> _THE TASK_
Pick out the lines in the listing below that contain the word "arrow" and copy them.

(Dataset items)
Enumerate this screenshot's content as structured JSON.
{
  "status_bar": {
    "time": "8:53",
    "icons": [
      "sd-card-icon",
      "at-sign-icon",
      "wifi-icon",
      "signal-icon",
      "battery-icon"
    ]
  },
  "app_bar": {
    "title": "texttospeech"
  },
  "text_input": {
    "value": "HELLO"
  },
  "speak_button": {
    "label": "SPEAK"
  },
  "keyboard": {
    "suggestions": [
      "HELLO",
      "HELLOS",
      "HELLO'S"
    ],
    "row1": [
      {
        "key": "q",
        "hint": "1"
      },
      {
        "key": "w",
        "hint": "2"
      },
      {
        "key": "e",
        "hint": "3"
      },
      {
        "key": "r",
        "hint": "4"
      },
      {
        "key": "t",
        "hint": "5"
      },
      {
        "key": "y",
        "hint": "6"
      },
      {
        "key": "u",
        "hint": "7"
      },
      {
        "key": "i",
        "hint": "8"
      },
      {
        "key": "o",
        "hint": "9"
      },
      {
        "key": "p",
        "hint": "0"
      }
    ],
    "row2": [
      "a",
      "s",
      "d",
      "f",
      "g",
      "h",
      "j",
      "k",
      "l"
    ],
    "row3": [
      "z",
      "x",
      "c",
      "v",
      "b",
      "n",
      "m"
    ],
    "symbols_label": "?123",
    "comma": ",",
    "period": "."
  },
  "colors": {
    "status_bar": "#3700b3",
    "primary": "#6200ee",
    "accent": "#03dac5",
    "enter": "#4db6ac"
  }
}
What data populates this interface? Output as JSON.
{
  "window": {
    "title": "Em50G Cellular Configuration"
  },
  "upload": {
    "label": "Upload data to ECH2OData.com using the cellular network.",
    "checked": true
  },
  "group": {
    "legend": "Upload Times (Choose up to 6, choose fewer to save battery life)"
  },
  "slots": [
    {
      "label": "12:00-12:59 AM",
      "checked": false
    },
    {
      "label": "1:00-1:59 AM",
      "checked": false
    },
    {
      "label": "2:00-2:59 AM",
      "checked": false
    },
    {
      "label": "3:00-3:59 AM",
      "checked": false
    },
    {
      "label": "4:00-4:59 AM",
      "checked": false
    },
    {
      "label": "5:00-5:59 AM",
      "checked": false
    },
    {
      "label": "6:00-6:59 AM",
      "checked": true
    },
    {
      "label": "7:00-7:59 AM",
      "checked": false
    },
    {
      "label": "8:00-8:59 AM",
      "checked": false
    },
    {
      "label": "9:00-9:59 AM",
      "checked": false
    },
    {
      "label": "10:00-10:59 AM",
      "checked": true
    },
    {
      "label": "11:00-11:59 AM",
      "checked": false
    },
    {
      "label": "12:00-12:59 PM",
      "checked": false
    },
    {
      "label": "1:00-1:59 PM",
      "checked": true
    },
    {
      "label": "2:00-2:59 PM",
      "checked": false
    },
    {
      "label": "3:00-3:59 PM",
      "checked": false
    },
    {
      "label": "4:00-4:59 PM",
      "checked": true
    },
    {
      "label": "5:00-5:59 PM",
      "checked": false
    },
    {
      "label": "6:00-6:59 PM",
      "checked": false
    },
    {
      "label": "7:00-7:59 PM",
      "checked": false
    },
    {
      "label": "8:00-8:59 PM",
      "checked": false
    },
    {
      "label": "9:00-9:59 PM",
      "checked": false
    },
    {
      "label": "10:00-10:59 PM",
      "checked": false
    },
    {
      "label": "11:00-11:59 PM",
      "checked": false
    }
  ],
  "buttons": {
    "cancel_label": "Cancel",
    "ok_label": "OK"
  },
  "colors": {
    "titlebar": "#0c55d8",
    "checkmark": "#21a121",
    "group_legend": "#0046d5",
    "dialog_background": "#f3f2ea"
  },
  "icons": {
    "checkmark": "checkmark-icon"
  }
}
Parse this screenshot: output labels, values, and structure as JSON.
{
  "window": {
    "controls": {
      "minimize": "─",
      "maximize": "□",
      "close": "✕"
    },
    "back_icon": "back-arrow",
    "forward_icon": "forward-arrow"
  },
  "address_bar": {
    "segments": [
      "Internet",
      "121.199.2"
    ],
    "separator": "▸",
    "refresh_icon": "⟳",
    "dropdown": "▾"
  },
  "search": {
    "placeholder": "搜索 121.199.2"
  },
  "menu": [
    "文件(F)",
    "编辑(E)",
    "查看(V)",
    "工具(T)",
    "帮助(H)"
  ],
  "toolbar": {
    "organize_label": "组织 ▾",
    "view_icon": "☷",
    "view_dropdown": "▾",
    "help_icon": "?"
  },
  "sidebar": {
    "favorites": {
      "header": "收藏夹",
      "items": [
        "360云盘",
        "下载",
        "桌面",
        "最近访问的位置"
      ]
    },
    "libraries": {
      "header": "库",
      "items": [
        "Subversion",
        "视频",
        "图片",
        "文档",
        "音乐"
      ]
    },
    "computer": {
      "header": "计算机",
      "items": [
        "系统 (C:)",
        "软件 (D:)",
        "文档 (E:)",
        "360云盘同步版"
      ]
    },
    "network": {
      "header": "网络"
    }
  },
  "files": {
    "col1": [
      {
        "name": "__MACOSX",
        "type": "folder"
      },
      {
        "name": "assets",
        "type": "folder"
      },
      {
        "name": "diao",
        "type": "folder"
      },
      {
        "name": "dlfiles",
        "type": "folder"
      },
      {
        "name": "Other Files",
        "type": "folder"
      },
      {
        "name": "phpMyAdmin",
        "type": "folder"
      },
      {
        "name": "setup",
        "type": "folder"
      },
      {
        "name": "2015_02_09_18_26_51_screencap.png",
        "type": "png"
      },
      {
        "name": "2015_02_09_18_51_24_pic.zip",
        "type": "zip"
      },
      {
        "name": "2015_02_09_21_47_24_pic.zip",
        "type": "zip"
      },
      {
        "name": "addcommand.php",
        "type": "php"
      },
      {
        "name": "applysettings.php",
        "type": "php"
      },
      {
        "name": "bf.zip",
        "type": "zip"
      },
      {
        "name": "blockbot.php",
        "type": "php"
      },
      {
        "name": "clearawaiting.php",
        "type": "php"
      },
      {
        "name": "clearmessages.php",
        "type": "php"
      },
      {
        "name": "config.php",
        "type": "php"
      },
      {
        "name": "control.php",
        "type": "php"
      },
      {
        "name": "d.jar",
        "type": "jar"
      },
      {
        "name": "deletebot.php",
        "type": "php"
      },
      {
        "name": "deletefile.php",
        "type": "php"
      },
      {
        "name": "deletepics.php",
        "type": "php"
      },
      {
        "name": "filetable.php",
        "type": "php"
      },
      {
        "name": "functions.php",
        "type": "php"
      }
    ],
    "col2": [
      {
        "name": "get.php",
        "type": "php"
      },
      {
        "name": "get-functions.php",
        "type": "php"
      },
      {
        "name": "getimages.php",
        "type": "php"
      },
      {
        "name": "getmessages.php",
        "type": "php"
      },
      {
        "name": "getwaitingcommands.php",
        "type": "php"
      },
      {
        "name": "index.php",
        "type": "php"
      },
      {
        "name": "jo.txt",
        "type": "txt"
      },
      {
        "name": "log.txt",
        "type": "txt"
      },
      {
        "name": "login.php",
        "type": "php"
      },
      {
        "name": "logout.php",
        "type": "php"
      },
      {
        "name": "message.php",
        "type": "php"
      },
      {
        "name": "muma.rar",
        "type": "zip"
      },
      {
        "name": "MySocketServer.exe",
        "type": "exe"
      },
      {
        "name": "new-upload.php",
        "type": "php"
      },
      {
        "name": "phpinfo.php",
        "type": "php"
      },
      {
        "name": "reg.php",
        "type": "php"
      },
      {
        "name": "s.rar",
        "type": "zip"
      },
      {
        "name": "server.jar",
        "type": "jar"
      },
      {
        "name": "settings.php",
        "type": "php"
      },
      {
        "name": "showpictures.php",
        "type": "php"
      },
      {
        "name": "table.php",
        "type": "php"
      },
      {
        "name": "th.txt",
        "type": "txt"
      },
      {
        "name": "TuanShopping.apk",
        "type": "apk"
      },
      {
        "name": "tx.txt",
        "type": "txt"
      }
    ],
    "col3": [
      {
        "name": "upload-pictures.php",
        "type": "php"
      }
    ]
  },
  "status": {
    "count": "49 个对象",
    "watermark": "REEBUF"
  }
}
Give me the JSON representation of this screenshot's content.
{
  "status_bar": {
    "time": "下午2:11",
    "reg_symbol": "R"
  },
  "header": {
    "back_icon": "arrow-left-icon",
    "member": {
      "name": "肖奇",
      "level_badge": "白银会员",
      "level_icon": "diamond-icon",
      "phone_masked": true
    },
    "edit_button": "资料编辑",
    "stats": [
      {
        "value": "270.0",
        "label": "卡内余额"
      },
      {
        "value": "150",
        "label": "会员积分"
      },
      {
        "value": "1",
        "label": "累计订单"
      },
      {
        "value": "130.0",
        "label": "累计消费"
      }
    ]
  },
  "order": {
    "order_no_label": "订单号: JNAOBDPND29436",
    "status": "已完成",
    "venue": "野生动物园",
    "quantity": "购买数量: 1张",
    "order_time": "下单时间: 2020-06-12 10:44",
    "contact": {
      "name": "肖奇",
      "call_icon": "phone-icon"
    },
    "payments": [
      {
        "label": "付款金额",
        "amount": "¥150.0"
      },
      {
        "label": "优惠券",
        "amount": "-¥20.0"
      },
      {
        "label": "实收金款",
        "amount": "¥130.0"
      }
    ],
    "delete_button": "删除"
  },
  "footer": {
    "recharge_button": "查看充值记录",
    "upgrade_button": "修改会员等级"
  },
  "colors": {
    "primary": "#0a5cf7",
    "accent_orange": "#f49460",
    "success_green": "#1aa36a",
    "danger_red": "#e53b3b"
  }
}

> _SOLUTION_
    "back_icon": "back-arrow",
    "forward_icon": "forward-arrow"
    "back_icon": "arrow-left-icon",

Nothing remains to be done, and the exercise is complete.